# WHAT IS ASKED
Can you write the next part of the escrow agreement, starting right after its final sentence?

# SUPPLIED PASSAGE
····················
Exhibit 4.3
ESCROW AGREEMENT
This Escrow Agreement is made this 31st day of August, 2002, by and between
Oregon Trail Ethanol Coalition, L.L.C., a Nebraska limited liability company
("OTEC"), and Midwest Bank N.A., a Nebraska chartered banking corporation, with
an office located in Deshler, Nebraska ("Escrow Agent").
R E C I T A L S :
WHEREAS, OTEC was formed for the purpose of constructing and operating an
ethanol plant near Xxxxxxxxx, in Xxxxxx County, Nebraska;
WHEREAS, OTEC is, or will be, conducting a public offering of its
membership units and pursuant to the terms and conditions of its prospectus,
OTEC has committed to escrow the proceeds of the membership units sold to
investors;
WHEREAS, OTEC wishes to establish an escrow account to hold the proceeds of
subscriptions for the membership units for a minimum of 20,000 membership units
and a maximum of 24,000 membership units, until written instructions from OTEC
have been received;
WHEREAS, Midwest Bank N.A. is willing to hold the escrow account and serve
as Escrow Agent, in accordance with the terms and conditions provided in this
Escrow Agreement.
NOW, THEREFORE, the parties agree as follows:
1. Establishment of Escrow Account. OTEC shall open and maintain an escrow
account with Escrow Agent which shall be an interest bearing account, and shall
earn interest at the rate offered from time to time by Escrow Agent (the "Escrow
Account").
2. Escrow Account Authorizations. Only officers of the Escrow Agent shall
be entitled to withdraw funds from the Escrow Account as provided herein. OTEC
shall deliver to Escrow Agent for deposit in the Escrow Account all funds,
checks, bank money orders, etc., received by OTEC from the sale of membership
units. All checks, bank money orders, etc. shall be made payable to "Midwest
Bank N.A. as Escrow Agent for Oregon Trail Ethanol Coalition, L.L.C.". OTEC
shall deliver to Escrow Agent with each investor's funds, the investor's name,
address, amount of investment and date of deposit. Escrow Agent shall maintain
this information in its records for the purpose of returning to each investor
the investor's funds in the event that the minimum equity offering of $20
million is not subscribed by February 15, 2003, as provided in Paragraph 4 of
this Agreement. All proceeds so deposited shall remain the property of the
subscriber and shall not be subject to any liens or charges by the Escrow Agent
or judgments or creditors' claims against OTEC unless and until released to OTEC
as hereinafter provided. The pro rata amount of interest to be allocated to each
subscriber in the event the funds are returned to the subscribers will be based
on the date of the deposit of the respective subscriber's funds into the Escrow
Account by OTEC.
····················
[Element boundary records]
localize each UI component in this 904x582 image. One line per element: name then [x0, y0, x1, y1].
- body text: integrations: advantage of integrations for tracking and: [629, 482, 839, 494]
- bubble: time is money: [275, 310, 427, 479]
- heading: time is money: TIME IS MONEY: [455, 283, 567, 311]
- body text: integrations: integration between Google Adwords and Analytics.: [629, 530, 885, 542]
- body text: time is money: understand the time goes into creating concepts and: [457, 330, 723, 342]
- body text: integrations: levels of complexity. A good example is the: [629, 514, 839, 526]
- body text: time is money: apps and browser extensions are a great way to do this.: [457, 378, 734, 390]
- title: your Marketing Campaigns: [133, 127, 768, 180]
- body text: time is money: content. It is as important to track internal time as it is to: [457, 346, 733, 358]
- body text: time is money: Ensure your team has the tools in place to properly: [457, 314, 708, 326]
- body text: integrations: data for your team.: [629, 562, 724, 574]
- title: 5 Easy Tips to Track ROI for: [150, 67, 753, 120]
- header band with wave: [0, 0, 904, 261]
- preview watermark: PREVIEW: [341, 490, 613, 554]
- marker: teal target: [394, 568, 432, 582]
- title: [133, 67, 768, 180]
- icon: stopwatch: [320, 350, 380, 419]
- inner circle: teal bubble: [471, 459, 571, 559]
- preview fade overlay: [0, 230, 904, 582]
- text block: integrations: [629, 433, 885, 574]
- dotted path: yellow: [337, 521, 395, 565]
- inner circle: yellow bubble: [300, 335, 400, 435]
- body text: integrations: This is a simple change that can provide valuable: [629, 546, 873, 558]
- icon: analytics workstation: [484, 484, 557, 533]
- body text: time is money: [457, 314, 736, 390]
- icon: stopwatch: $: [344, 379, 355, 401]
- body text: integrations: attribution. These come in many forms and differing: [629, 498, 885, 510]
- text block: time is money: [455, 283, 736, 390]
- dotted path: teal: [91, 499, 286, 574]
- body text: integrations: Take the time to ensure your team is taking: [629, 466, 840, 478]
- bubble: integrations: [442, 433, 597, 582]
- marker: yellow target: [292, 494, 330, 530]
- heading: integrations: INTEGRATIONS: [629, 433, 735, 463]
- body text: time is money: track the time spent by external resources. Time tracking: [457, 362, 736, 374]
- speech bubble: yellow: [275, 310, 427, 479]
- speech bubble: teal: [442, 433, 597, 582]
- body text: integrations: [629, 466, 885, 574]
····················
# RESULT FOR THIS TASK
3. Investment of Deposited Funds. The Escrow Agent shall invest all funds
received and deposited in the Escrow Account in United States government or
government agency securities, or certificates of deposit issued by banks with a
net worth of at least $20,000,000. Any investment of deposited funds must be
made in recognition that offering proceeds must be able to be transmitted
promptly to OTEC or the investors if the stated conditions are met. The
following securities are not permissible as investments: (1) money
market funds; (2) corporate equity or debt securities; (3) repurchase
agreements; (4) bankers acceptances; (5) commercial paper; and (6) municipal
securities.
4. Withdrawals from Escrow Account. OTEC shall not withdraw funds from the
Escrow Account for use by OTEC prior to the time that the following conditions
are met (the "Release Conditions"): (a) OTEC closes the offering and has
obtained signed Subscription Agreements for sales of membership units totaling
at least $20,000,000; (b) OTEC has obtained a commitment letter for financing
construction of the ethanol plant; (c) there shall not be any legal orders
prohibiting the offering or release of funds from escrow, or orders from the
United States Securities and Exchange Commission revoking the effectiveness of
the Registration Statement related to the offering, and (d) the Escrow Agent has
contacted the Securities Bureau of the Nebraska Department of Banking and
Finance (the "Bureau") and the Bureau has indicated that the funds may be
released from the Escrow Account.
5. Termination of Escrow Account. At such time as OTEC has met the Release
Conditions, which shall be completed by February 15, 2003, OTEC's Board of
Directors shall adopt a resolution instructing the Escrow Agent to terminate the
Escrow Account and transfer all funds, including interest, to other accounts
maintained by OTEC. In the event that OTEC has not met the Release Conditions by
February 15, 2003, then OTEC shall instruct the Escrow Agent to return to the
investors all funds from the sale of membership units held in the Escrow Account
with interest. OTEC may, in its sole discretion, abandon the sale of the
membership units at any time prior to the termination of the offering period.
Upon the receipt of written instructions from the Chairman of the Board or
President of the Company that the offering is being abandoned, the Escrow Agent
shall refund the monies on deposit to the subscribers thereof as provided in
this Paragraph 5.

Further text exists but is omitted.